Reproduce the records below exactly as they are written.
Segment Start: Extracted material
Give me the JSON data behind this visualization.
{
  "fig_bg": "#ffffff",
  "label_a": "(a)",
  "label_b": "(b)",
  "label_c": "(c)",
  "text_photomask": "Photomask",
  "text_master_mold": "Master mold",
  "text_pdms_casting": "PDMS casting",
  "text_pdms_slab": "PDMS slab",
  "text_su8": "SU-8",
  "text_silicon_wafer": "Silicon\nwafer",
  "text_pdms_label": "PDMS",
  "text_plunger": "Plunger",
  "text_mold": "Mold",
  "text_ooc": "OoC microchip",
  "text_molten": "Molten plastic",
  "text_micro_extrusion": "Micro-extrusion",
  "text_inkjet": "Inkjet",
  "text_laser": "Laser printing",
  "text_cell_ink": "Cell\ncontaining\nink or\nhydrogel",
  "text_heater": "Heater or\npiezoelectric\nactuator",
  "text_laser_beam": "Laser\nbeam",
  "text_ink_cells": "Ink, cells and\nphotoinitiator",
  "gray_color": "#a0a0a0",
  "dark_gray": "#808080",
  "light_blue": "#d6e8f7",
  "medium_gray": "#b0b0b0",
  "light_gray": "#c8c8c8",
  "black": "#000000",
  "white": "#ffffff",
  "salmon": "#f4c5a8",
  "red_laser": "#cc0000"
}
Segment End: Extracted material
Written solution:
Give me the JSON data behind this visualization.
{
  "fig_bg": "#ffffff",
  "label_a": "(a)",
  "label_b": "(b)",
  "label_c": "(c)",
  "text_photomask": "Photomask",
  "text_master_mold": "Master mold",
  "text_pdms_casting": "PDMS casting",
  "text_pdms_slab": "PDMS slab",
  "text_su8": "SU-8",
  "text_silicon_wafer": "Silicon\nwafer",
  "text_pdms_label": "PDMS",
  "text_plunger": "Plunger",
  "text_mold": "Mold",
  "text_ooc": "OoC microchip",
  "text_molten": "Molten plastic",
  "text_micro_extrusion": "Micro-extrusion",
  "text_inkjet": "Inkjet",
  "text_laser": "Laser printing",
  "text_cell_ink": "Cell\ncontaining\nink or\nhydrogel",
  "text_heater": "Heater or\npiezoelectric\nactuator",
  "text_laser_beam": "Laser\nbeam",
  "text_ink_cells": "Ink, cells and\nphotoinitiator",
  "gray_color": "#a0a0a0",
  "dark_gray": "#808080",
  "light_blue": "#d6e8f7",
  "medium_gray": "#b0b0b0",
  "light_gray": "#c8c8c8",
  "black": "#000000",
  "white": "#ffffff",
  "salmon": "#f4c5a8",
  "red_laser": "#cc0000"
}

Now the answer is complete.